# Data supplied start

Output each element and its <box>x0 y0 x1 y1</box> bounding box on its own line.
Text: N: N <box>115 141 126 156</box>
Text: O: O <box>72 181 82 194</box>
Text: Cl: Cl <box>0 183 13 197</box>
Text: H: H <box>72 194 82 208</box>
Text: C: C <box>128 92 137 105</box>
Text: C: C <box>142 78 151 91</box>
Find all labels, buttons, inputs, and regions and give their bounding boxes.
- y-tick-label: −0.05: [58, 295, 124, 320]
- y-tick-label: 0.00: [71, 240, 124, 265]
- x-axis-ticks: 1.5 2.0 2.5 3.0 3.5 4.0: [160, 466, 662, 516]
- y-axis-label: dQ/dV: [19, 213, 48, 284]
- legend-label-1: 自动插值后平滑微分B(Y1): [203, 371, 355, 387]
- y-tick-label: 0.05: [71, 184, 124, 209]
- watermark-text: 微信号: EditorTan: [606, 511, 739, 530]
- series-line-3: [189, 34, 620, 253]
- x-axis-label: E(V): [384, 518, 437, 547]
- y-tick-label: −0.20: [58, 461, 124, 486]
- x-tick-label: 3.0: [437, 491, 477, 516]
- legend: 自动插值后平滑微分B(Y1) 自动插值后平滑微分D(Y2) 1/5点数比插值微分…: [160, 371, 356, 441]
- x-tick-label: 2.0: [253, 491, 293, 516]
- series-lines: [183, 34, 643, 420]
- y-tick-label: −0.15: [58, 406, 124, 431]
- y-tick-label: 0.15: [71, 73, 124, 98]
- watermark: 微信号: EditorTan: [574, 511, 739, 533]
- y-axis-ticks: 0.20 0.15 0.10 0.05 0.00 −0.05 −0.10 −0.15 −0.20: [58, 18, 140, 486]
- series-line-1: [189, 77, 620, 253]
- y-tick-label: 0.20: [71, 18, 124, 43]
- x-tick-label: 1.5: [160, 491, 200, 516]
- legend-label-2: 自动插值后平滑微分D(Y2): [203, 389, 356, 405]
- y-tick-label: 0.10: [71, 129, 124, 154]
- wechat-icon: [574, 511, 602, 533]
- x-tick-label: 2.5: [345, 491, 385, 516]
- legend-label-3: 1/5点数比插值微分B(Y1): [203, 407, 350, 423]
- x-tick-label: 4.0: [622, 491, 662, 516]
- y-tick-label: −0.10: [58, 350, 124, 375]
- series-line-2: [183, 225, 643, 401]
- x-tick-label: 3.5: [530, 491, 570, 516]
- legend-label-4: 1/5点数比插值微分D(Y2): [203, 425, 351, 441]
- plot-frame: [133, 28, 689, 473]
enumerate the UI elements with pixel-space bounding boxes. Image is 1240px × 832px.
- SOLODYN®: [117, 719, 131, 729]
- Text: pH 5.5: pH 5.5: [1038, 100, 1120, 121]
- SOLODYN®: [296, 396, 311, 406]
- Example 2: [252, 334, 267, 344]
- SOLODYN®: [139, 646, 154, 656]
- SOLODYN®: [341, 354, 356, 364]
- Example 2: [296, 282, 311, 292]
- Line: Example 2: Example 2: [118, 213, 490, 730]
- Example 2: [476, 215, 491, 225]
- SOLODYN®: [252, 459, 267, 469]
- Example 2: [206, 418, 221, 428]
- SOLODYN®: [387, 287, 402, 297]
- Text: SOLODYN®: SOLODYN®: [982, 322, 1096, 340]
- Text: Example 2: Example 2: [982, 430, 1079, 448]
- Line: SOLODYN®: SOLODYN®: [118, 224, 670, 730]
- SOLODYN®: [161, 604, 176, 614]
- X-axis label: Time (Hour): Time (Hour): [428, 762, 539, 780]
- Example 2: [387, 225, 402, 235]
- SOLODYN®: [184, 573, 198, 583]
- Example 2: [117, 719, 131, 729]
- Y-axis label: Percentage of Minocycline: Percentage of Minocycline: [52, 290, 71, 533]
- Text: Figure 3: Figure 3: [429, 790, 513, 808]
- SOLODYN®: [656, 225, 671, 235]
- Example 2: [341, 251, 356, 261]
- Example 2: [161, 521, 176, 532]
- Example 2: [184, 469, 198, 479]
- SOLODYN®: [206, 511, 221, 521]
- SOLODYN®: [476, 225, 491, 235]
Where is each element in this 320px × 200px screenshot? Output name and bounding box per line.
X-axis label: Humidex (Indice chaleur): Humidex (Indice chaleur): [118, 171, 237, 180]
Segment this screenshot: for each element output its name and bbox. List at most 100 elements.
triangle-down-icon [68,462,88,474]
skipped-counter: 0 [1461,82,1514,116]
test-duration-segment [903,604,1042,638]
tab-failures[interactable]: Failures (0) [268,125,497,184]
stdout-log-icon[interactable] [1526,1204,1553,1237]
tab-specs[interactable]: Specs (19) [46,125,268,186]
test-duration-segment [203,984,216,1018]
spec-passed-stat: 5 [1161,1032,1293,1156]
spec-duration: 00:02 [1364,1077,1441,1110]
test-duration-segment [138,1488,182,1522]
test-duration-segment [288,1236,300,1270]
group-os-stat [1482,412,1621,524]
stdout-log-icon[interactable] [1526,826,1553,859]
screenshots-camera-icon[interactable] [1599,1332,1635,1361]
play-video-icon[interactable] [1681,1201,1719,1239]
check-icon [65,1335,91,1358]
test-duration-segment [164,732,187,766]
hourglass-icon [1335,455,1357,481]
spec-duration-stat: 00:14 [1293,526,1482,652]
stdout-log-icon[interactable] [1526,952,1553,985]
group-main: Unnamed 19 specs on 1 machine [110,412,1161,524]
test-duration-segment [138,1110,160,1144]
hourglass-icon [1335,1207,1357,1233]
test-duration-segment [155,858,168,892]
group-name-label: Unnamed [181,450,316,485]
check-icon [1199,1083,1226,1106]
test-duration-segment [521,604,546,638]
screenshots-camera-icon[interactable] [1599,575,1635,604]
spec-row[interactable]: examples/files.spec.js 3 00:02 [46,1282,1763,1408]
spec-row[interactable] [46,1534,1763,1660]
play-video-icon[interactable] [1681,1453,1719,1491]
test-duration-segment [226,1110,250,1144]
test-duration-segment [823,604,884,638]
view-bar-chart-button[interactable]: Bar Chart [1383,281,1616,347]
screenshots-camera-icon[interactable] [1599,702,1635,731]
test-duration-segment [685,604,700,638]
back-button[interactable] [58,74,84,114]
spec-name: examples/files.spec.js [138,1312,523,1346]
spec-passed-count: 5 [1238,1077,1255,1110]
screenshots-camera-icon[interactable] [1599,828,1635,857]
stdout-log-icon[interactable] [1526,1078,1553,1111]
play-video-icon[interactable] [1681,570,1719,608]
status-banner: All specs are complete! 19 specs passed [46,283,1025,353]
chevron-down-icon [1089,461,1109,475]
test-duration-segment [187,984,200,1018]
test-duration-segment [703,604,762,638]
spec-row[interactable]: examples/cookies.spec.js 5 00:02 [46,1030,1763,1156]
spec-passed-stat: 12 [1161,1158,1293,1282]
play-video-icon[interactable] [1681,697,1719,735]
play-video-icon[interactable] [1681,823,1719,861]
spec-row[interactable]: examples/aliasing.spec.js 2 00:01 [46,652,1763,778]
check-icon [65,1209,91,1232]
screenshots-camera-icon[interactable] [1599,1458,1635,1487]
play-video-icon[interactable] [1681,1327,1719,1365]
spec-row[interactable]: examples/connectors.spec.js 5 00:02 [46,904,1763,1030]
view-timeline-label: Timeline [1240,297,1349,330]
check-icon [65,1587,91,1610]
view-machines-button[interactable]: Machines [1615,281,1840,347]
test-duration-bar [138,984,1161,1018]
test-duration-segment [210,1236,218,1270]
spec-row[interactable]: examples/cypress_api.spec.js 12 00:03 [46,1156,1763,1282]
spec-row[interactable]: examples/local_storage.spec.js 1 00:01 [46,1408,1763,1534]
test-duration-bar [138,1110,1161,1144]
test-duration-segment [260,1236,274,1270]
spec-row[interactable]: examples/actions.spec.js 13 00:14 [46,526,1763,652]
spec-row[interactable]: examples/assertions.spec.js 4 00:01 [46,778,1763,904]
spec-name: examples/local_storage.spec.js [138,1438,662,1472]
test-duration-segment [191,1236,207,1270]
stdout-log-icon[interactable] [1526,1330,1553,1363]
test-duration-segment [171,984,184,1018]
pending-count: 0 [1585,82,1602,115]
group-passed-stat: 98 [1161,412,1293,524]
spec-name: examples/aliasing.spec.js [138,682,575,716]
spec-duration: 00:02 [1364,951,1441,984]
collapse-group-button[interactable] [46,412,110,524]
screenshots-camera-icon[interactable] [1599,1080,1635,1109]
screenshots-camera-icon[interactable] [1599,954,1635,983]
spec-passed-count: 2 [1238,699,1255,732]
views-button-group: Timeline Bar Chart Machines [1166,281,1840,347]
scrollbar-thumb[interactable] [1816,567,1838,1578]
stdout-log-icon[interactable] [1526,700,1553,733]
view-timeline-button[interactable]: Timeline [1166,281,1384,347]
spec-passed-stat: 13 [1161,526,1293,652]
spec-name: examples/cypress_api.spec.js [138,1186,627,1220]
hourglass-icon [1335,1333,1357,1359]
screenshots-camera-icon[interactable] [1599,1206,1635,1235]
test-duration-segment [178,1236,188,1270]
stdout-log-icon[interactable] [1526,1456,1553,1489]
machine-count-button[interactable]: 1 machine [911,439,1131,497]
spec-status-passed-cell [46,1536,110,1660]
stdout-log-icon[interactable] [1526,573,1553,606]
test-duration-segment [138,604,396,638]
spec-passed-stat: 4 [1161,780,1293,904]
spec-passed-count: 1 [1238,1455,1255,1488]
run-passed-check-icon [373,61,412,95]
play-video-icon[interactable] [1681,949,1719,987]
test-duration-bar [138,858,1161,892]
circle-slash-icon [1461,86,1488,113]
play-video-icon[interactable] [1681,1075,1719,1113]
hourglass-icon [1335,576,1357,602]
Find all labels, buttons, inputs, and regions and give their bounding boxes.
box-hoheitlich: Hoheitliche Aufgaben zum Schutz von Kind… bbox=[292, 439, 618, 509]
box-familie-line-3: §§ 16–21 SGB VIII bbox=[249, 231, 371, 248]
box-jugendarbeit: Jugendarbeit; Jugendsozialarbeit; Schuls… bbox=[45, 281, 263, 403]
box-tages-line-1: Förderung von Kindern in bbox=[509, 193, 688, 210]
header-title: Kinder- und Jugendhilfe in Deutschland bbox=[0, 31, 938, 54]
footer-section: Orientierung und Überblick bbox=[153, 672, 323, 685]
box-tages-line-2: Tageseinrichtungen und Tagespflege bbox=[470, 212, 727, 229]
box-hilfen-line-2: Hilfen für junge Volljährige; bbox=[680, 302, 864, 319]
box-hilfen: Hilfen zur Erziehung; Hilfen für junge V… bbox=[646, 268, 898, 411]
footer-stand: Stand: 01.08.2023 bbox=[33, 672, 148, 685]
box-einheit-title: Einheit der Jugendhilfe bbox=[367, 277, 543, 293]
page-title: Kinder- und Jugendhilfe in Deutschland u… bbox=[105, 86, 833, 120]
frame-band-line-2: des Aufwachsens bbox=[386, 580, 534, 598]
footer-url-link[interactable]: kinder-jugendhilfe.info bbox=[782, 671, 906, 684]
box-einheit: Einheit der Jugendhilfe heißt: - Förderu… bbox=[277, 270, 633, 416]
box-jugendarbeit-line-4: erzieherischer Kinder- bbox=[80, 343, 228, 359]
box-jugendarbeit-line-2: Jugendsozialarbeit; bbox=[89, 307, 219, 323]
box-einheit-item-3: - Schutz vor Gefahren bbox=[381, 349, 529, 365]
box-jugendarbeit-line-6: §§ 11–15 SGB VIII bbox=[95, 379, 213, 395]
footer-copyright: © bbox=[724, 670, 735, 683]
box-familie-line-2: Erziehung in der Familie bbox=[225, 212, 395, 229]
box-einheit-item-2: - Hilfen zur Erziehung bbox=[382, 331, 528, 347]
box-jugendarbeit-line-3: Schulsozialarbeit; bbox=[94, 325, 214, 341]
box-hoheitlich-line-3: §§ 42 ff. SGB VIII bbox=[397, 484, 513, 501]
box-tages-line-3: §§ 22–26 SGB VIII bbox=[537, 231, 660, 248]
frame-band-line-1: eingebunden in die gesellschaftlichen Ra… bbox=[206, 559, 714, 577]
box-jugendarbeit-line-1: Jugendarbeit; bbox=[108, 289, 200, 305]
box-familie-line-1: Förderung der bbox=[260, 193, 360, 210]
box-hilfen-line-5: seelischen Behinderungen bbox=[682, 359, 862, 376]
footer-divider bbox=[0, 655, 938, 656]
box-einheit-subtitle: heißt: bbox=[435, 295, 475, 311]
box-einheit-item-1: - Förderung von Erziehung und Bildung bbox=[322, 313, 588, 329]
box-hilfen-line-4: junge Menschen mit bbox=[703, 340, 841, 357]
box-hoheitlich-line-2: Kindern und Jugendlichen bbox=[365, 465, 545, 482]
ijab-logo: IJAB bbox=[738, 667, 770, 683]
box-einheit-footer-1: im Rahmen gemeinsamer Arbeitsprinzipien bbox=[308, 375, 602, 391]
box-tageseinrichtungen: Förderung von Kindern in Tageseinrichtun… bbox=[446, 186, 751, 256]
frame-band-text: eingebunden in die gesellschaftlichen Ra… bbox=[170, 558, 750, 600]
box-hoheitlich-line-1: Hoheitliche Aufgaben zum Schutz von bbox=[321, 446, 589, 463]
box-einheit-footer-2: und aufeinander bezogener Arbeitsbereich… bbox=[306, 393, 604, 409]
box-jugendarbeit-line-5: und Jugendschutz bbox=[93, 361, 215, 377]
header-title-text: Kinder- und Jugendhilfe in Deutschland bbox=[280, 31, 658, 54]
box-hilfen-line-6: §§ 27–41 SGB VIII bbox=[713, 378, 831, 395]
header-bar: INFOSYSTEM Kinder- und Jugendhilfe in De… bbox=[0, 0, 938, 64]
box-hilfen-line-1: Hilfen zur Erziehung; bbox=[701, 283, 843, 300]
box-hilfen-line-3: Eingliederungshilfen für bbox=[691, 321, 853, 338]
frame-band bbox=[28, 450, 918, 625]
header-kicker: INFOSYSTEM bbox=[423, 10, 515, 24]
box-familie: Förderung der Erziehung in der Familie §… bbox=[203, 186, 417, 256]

# Data supplied end

Directions for this task: Show each row above that contains the string "item", copying the whole row. Case counts when matching.

Final result:
box-einheit-item-3: - Schutz vor Gefahren bbox=[381, 349, 529, 365]
box-einheit-item-2: - Hilfen zur Erziehung bbox=[382, 331, 528, 347]
box-einheit-item-1: - Förderung von Erziehung und Bildung bbox=[322, 313, 588, 329]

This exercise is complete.